= Problem =
Search the material for the string "x²y²", then return every line where it is found.

# START OF Stored rows

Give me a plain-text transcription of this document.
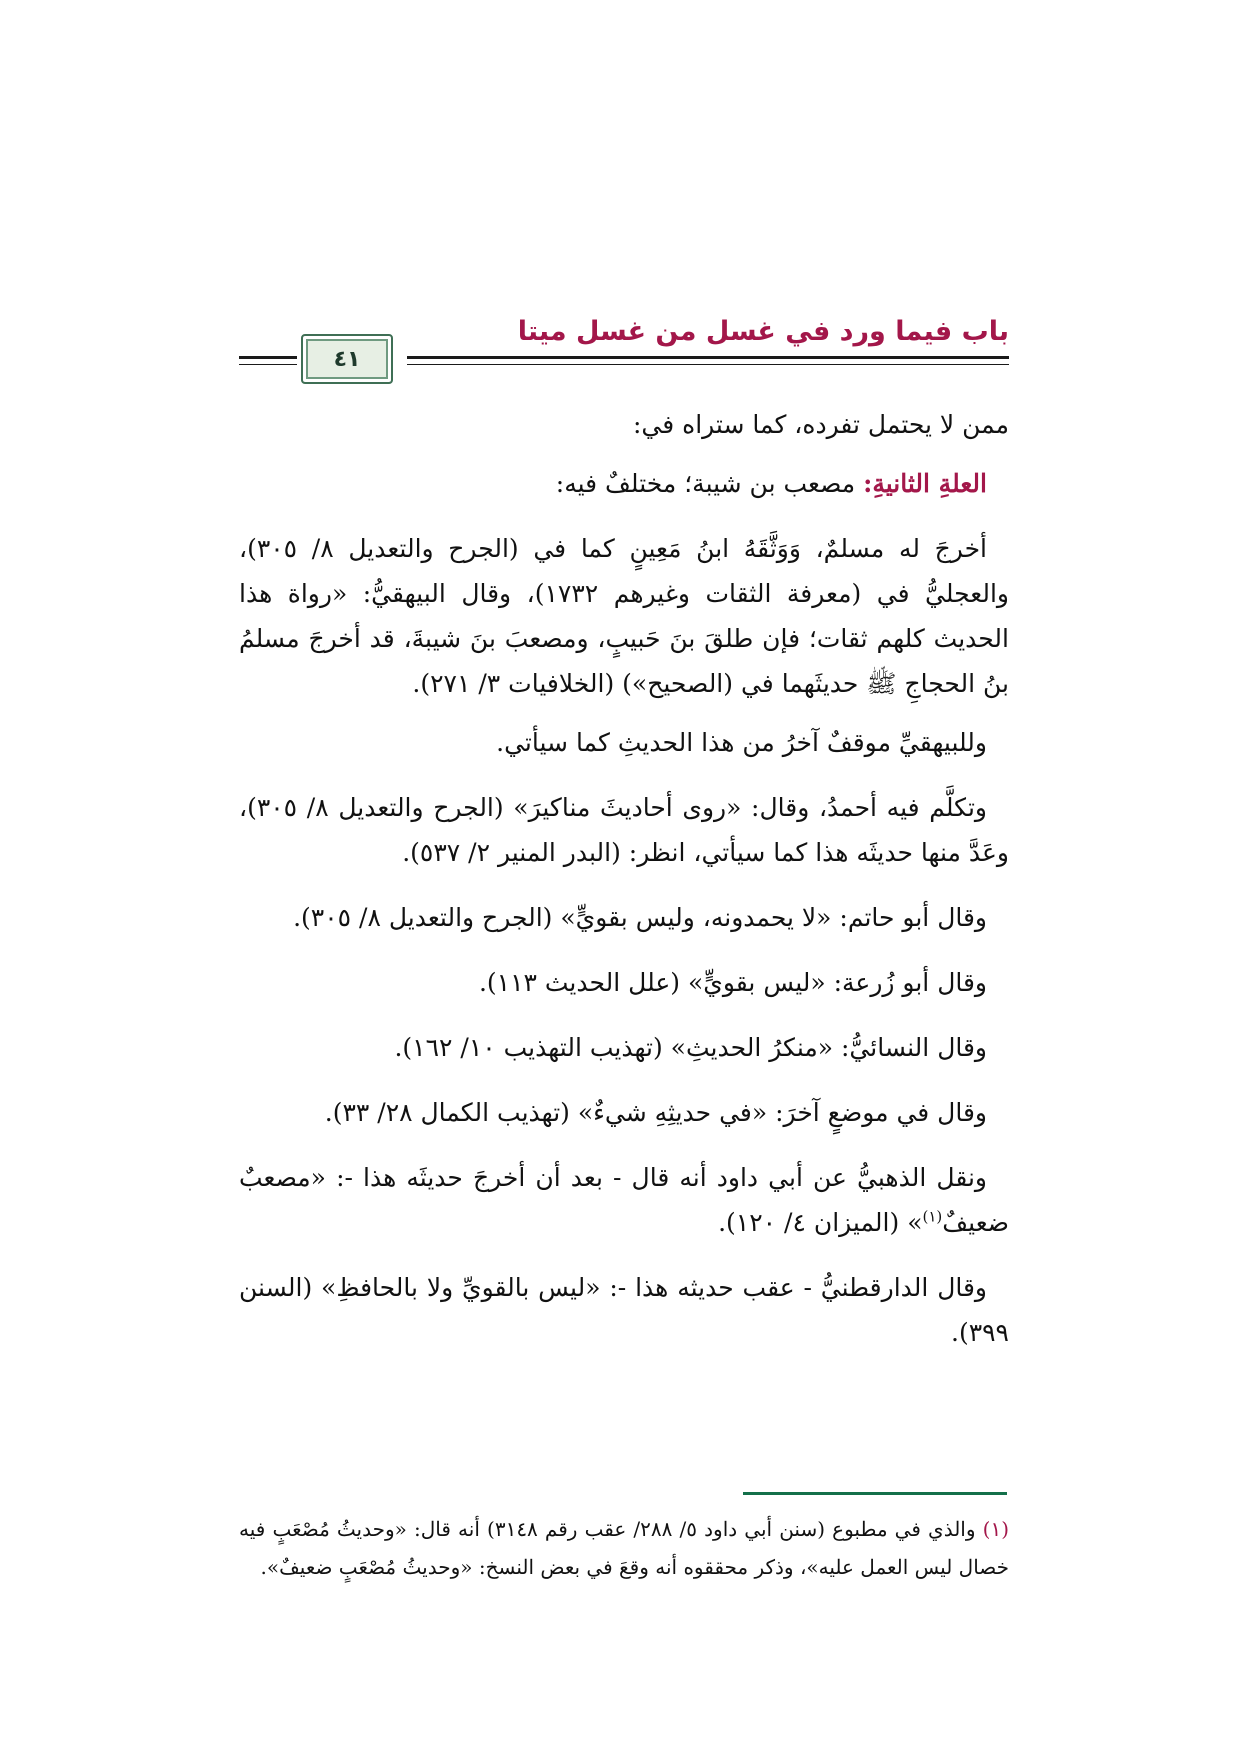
باب فيما ورد في غسل من غسل ميتا
٤١

ممن لا يحتمل تفرده، كما ستراه في:

العلةِ الثانيةِ: مصعب بن شيبة؛ مختلفٌ فيه:

أخرجَ له مسلمٌ، وَوَثَّقَهُ ابنُ مَعِينٍ كما في (الجرح والتعديل ٨/ ٣٠٥)، والعجليُّ في (معرفة الثقات وغيرهم ١٧٣٢)، وقال البيهقيُّ: «رواة هذا الحديث كلهم ثقات؛ فإن طلقَ بنَ حَبيبٍ، ومصعبَ بنَ شيبةَ، قد أخرجَ مسلمُ بنُ الحجاجِ ﷺ حديثَهما في (الصحيح») (الخلافيات ٣/ ٢٧١).

وللبيهقيِّ موقفٌ آخرُ من هذا الحديثِ كما سيأتي.

وتكلَّم فيه أحمدُ، وقال: «روى أحاديثَ مناكيرَ» (الجرح والتعديل ٨/ ٣٠٥)، وعَدَّ منها حديثَه هذا كما سيأتي، انظر: (البدر المنير ٢/ ٥٣٧).

وقال أبو حاتم: «لا يحمدونه، وليس بقويٍّ» (الجرح والتعديل ٨/ ٣٠٥).

وقال أبو زُرعة: «ليس بقويٍّ» (علل الحديث ١١٣).

وقال النسائيُّ: «منكرُ الحديثِ» (تهذيب التهذيب ١٠/ ١٦٢).

وقال في موضعٍ آخرَ: «في حديثِهِ شيءٌ» (تهذيب الكمال ٢٨/ ٣٣).

ونقل الذهبيُّ عن أبي داود أنه قال - بعد أن أخرجَ حديثَه هذا -: «مصعبٌ ضعيفٌ$^{(١)}$» (الميزان ٤/ ١٢٠).

وقال الدارقطنيُّ - عقب حديثه هذا -: «ليس بالقويِّ ولا بالحافظِ» (السنن ٣٩٩).

(١) والذي في مطبوع (سنن أبي داود ٥/ ٢٨٨/ عقب رقم ٣١٤٨) أنه قال: «وحديثُ مُصْعَبٍ فيه خصال ليس العمل عليه»، وذكر محققوه أنه وقعَ في بعض النسخ: «وحديثُ مُصْعَبٍ ضعيفٌ».
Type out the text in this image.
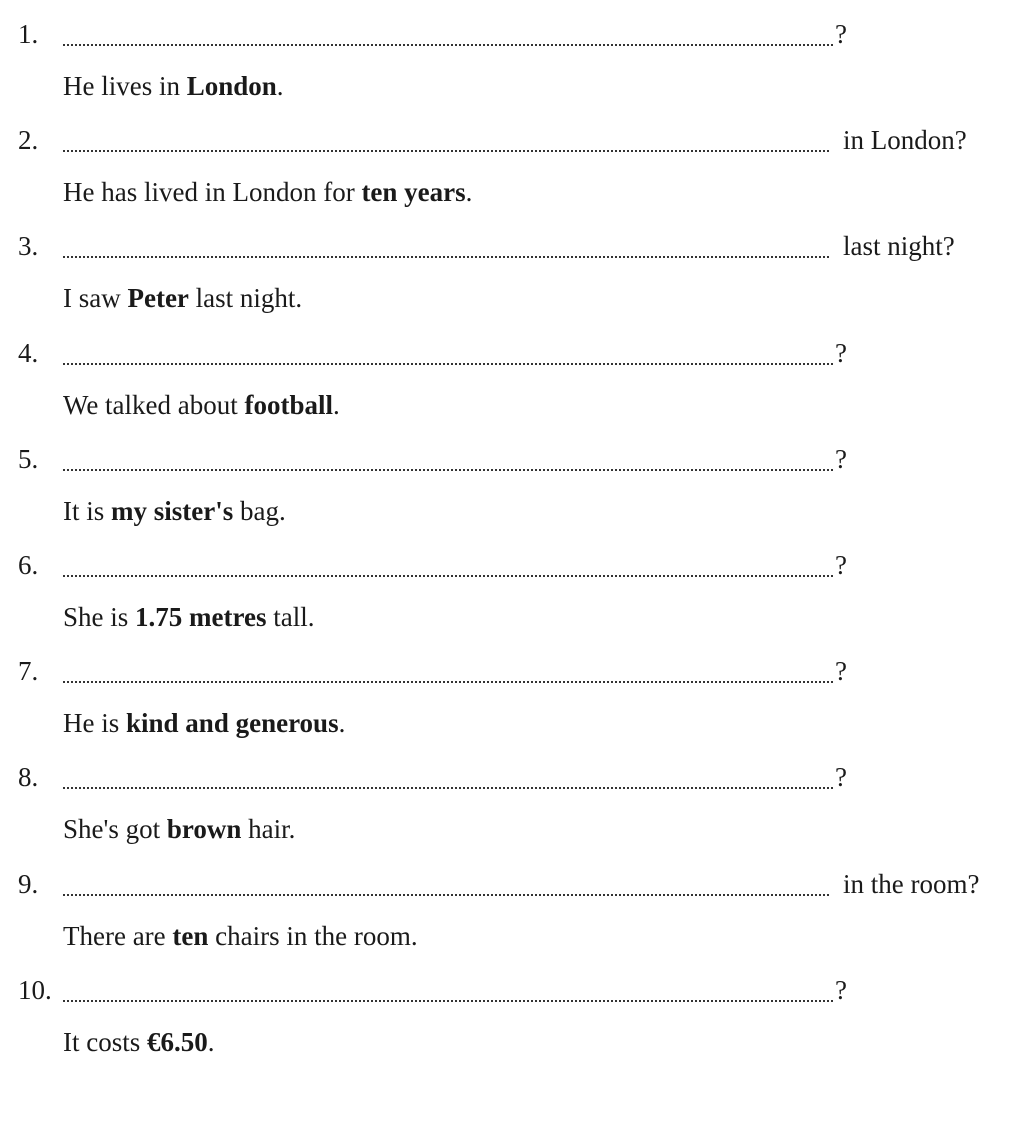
1.	?
He lives in London.
2.	in London?
He has lived in London for ten years.
3.	last night?
I saw Peter last night.
4.	?
We talked about football.
5.	?
It is my sister's bag.
6.	?
She is 1.75 metres tall.
7.	?
He is kind and generous.
8.	?
She's got brown hair.
9.	in the room?
There are ten chairs in the room.
10.	?
It costs €6.50.
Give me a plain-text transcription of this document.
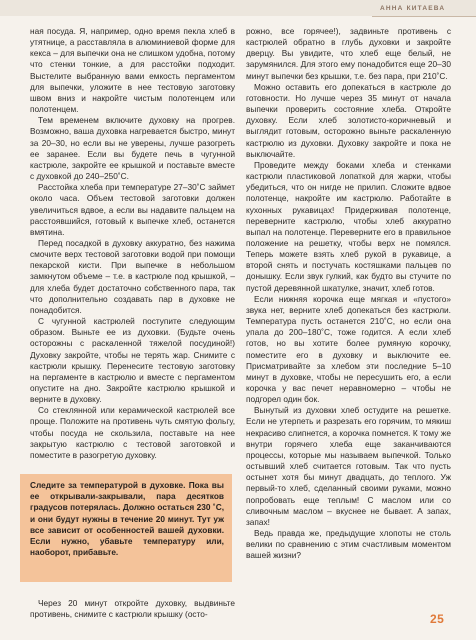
АННА КИТАЕВА

ная посуда. Я, например, одно время пекла хлеб в утятнице, а расставляла в алюминиевой форме для кекса – для выпечки она не слишком удобна, потому что стенки тонкие, а для расстойки подходит. Выстелите выбранную вами емкость пергаментом для выпечки, уложите в нее тестовую заготовку швом вниз и накройте чистым полотенцем или полотенцем.

Тем временем включите духовку на прогрев. Возможно, ваша духовка нагревается быстро, минут за 20–30, но если вы не уверены, лучше разогреть ее заранее. Если вы будете печь в чугунной кастрюле, закройте ее крышкой и поставьте вместе с духовкой до 240–250˚С.

Расстойка хлеба при температуре 27–30˚С займет около часа. Объем тестовой заготовки должен увеличиться вдвое, а если вы надавите пальцем на расстоявшийся, готовый к выпечке хлеб, останется вмятина.

Перед посадкой в духовку аккуратно, без нажима смочите верх тестовой заготовки водой при помощи пекарской кисти. При выпечке в небольшом замкнутом объеме – т.е. в кастрюле под крышкой, – для хлеба будет достаточно собственного пара, так что дополнительно создавать пар в духовке не понадобится.

С чугунной кастрюлей поступите следующим образом. Выньте ее из духовки. (Будьте очень осторожны с раскаленной тяжелой посудиной!) Духовку закройте, чтобы не терять жар. Снимите с кастрюли крышку. Перенесите тестовую заготовку на пергаменте в кастрюлю и вместе с пергаментом опустите на дно. Закройте кастрюлю крышкой и верните в духовку.

Со стеклянной или керамической кастрюлей все проще. Положите на противень чуть смятую фольгу, чтобы посуда не скользила, поставьте на нее закрытую кастрюлю с тестовой заготовкой и поместите в разогретую духовку.

Следите за температурой в духовке. Пока вы ее открывали-закрывали, пара десятков градусов потерялась. Должно остаться 230 ˚С, и они будут нужны в течение 20 минут. Тут уж все зависит от особенностей вашей духовки. Если нужно, убавьте температуру или, наоборот, прибавьте.

Через 20 минут откройте духовку, выдвиньте противень, снимите с кастрюли крышку (осто-

рожно, все горячее!), задвиньте противень с кастрюлей обратно в глубь духовки и закройте дверцу. Вы увидите, что хлеб еще белый, не зарумянился. Для этого ему понадобится еще 20–30 минут выпечки без крышки, т.е. без пара, при 210˚С.

Можно оставить его допекаться в кастрюле до готовности. Но лучше через 35 минут от начала выпечки проверить состояние хлеба. Откройте духовку. Если хлеб золотисто-коричневый и выглядит готовым, осторожно выньте раскаленную кастрюлю из духовки. Духовку закройте и пока не выключайте.

Проведите между боками хлеба и стенками кастрюли пластиковой лопаткой для жарки, чтобы убедиться, что он нигде не прилип. Сложите вдвое полотенце, накройте им кастрюлю. Работайте в кухонных рукавицах! Придерживая полотенце, переверните кастрюлю, чтобы хлеб аккуратно выпал на полотенце. Переверните его в правильное положение на решетку, чтобы верх не помялся. Теперь можете взять хлеб рукой в рукавице, а второй снять и постучать костяшками пальцев по донышку. Если звук гулкий, как будто вы стучите по пустой деревянной шкатулке, значит, хлеб готов.

Если нижняя корочка еще мягкая и «пустого» звука нет, верните хлеб допекаться без кастрюли. Температура пусть останется 210˚С, но если она упала до 200–180˚С, тоже годится. А если хлеб готов, но вы хотите более румяную корочку, поместите его в духовку и выключите ее. Присматривайте за хлебом эти последние 5–10 минут в духовке, чтобы не пересушить его, а если корочка у вас печет неравномерно – чтобы не подгорел один бок.

Вынутый из духовки хлеб остудите на решетке. Если не утерпеть и разрезать его горячим, то мякиш некрасиво слипнется, а корочка помнется. К тому же внутри горячего хлеба еще заканчиваются процессы, которые мы называем выпечкой. Только остывший хлеб считается готовым. Так что пусть остынет хотя бы минут двадцать, до теплого. Уж первый-то хлеб, сделанный своими руками, можно попробовать еще теплым! С маслом или со сливочным маслом – вкуснее не бывает. А запах, запах!

Ведь правда же, предыдущие хлопоты не столь велики по сравнению с этим счастливым моментом вашей жизни?

25
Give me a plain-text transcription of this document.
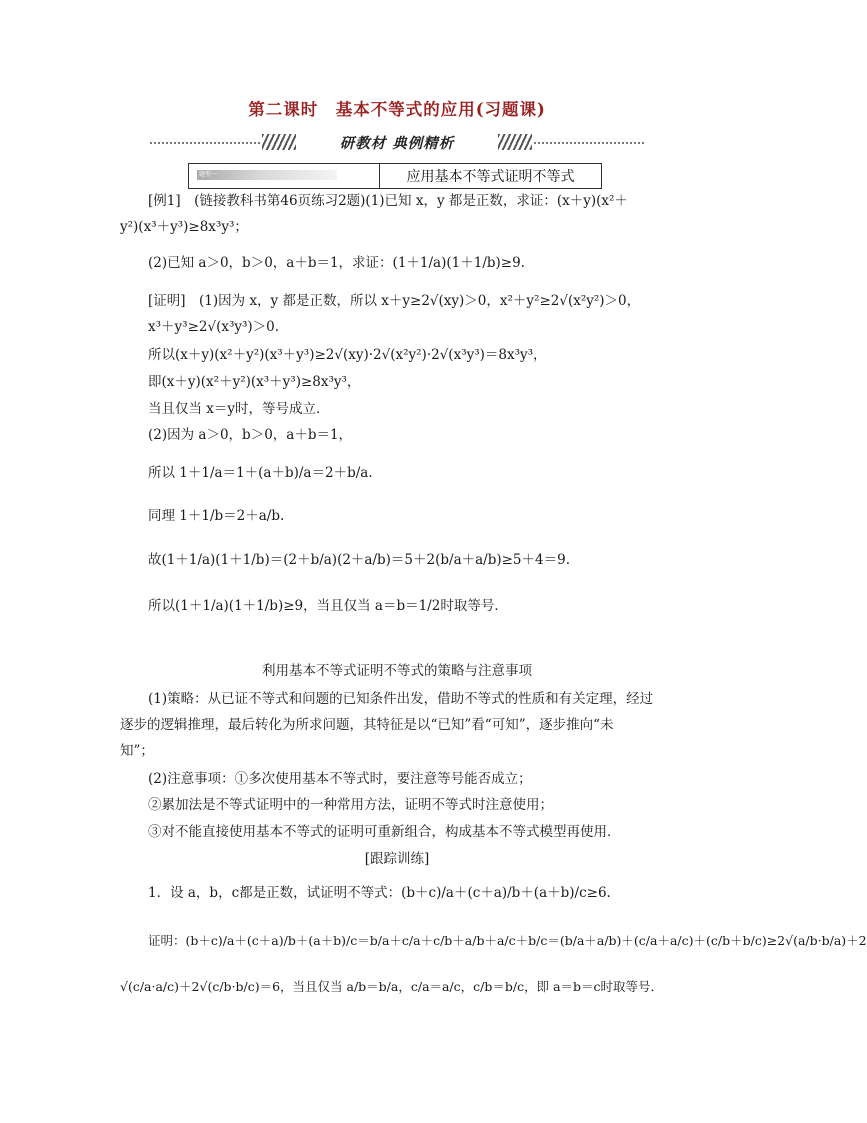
第二课时　基本不等式的应用(习题课)
研教材 典例精析
题型一	应用基本不等式证明不等式
[例1]　(链接教科书第46页练习2题)(1)已知 x，y 都是正数，求证：(x＋y)(x²＋
y²)(x³＋y³)≥8x³y³；
(2)已知 a＞0，b＞0，a＋b＝1，求证：(1＋1/a)(1＋1/b)≥9.
[证明]　(1)因为 x，y 都是正数，所以 x＋y≥2√(xy)＞0，x²＋y²≥2√(x²y²)＞0，
x³＋y³≥2√(x³y³)＞0.
所以(x＋y)(x²＋y²)(x³＋y³)≥2√(xy)·2√(x²y²)·2√(x³y³)＝8x³y³，
即(x＋y)(x²＋y²)(x³＋y³)≥8x³y³，
当且仅当 x＝y时，等号成立．
(2)因为 a＞0，b＞0，a＋b＝1，
所以 1＋1/a＝1＋(a＋b)/a＝2＋b/a.
同理 1＋1/b＝2＋a/b.
故(1＋1/a)(1＋1/b)＝(2＋b/a)(2＋a/b)＝5＋2(b/a＋a/b)≥5＋4＝9.
所以(1＋1/a)(1＋1/b)≥9，当且仅当 a＝b＝1/2时取等号．
利用基本不等式证明不等式的策略与注意事项
(1)策略：从已证不等式和问题的已知条件出发，借助不等式的性质和有关定理，经过
逐步的逻辑推理，最后转化为所求问题，其特征是以“已知”看“可知”，逐步推向“未
知”；
(2)注意事项：①多次使用基本不等式时，要注意等号能否成立；
②累加法是不等式证明中的一种常用方法，证明不等式时注意使用；
③对不能直接使用基本不等式的证明可重新组合，构成基本不等式模型再使用．
[跟踪训练]
1．设 a，b，c都是正数，试证明不等式：(b＋c)/a＋(c＋a)/b＋(a＋b)/c≥6.
证明：(b＋c)/a＋(c＋a)/b＋(a＋b)/c＝b/a＋c/a＋c/b＋a/b＋a/c＋b/c＝(b/a＋a/b)＋(c/a＋a/c)＋(c/b＋b/c)≥2√(a/b·b/a)＋2
√(c/a·a/c)＋2√(c/b·b/c)＝6，当且仅当 a/b＝b/a，c/a＝a/c，c/b＝b/c，即 a＝b＝c时取等号．
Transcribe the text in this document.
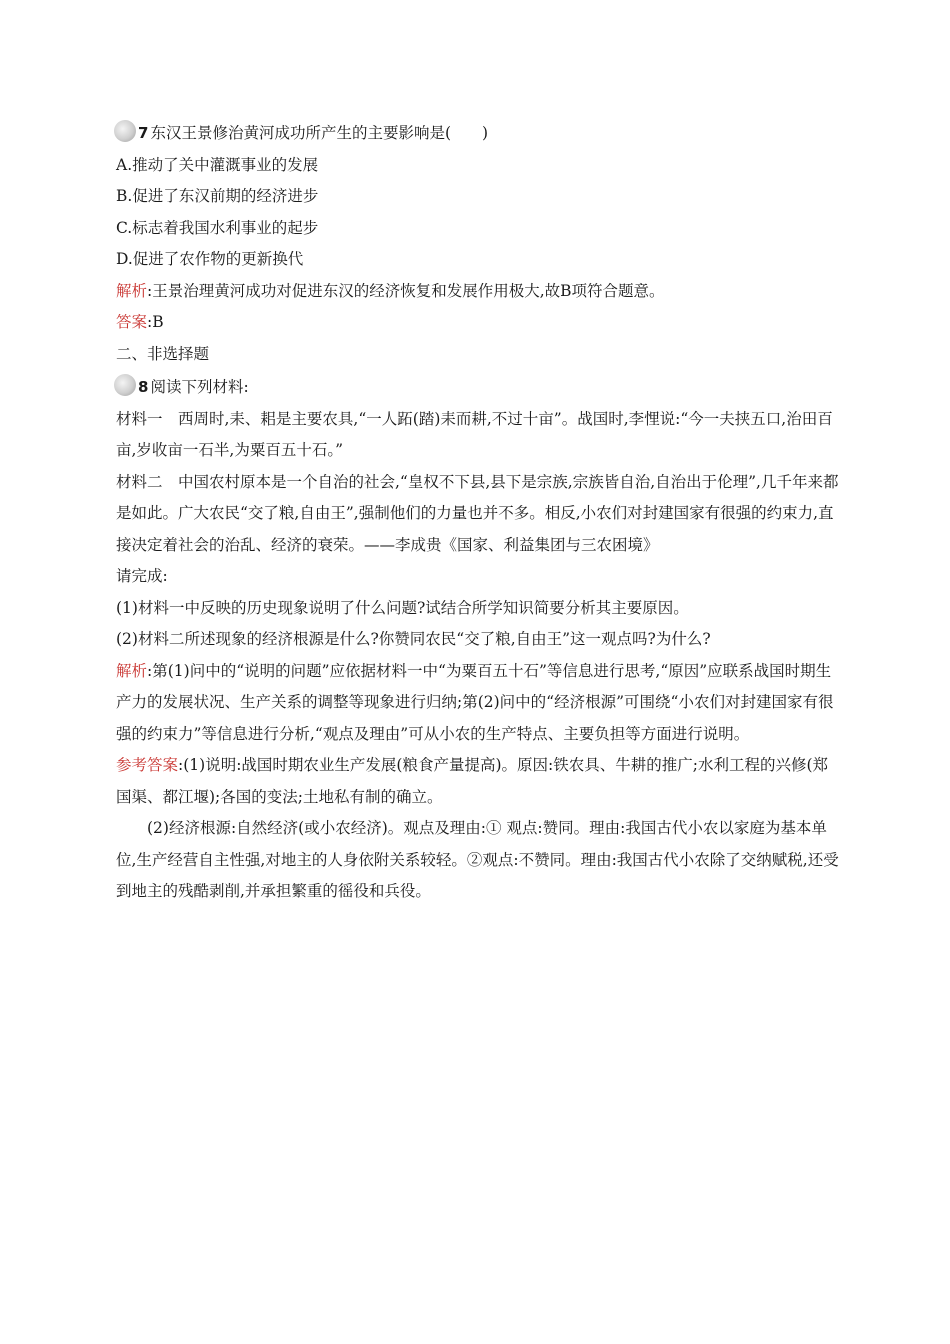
7 东汉王景修治黄河成功所产生的主要影响是(　　)
A.推动了关中灌溉事业的发展
B.促进了东汉前期的经济进步
C.标志着我国水利事业的起步
D.促进了农作物的更新换代
解析:王景治理黄河成功对促进东汉的经济恢复和发展作用极大,故B项符合题意。
答案:B
二、非选择题
8 阅读下列材料:
材料一　西周时,耒、耜是主要农具,“一人跖(踏)耒而耕,不过十亩”。战国时,李悝说:“今一夫挟五口,治田百亩,岁收亩一石半,为粟百五十石。”
材料二　中国农村原本是一个自治的社会,“皇权不下县,县下是宗族,宗族皆自治,自治出于伦理”,几千年来都是如此。广大农民“交了粮,自由王”,强制他们的力量也并不多。相反,小农们对封建国家有很强的约束力,直接决定着社会的治乱、经济的衰荣。——李成贵《国家、利益集团与三农困境》
请完成:
(1)材料一中反映的历史现象说明了什么问题?试结合所学知识简要分析其主要原因。
(2)材料二所述现象的经济根源是什么?你赞同农民“交了粮,自由王”这一观点吗?为什么?
解析:第(1)问中的“说明的问题”应依据材料一中“为粟百五十石”等信息进行思考,“原因”应联系战国时期生产力的发展状况、生产关系的调整等现象进行归纳;第(2)问中的“经济根源”可围绕“小农们对封建国家有很强的约束力”等信息进行分析,“观点及理由”可从小农的生产特点、主要负担等方面进行说明。
参考答案:(1)说明:战国时期农业生产发展(粮食产量提高)。原因:铁农具、牛耕的推广;水利工程的兴修(郑国渠、都江堰);各国的变法;土地私有制的确立。
(2)经济根源:自然经济(或小农经济)。观点及理由:① 观点:赞同。理由:我国古代小农以家庭为基本单位,生产经营自主性强,对地主的人身依附关系较轻。②观点:不赞同。理由:我国古代小农除了交纳赋税,还受到地主的残酷剥削,并承担繁重的徭役和兵役。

# END OF Stored rows

= Result =
[证明]　(1)因为 x，y 都是正数，所以 x＋y≥2√(xy)＞0，x²＋y²≥2√(x²y²)＞0，
所以(x＋y)(x²＋y²)(x³＋y³)≥2√(xy)·2√(x²y²)·2√(x³y³)＝8x³y³，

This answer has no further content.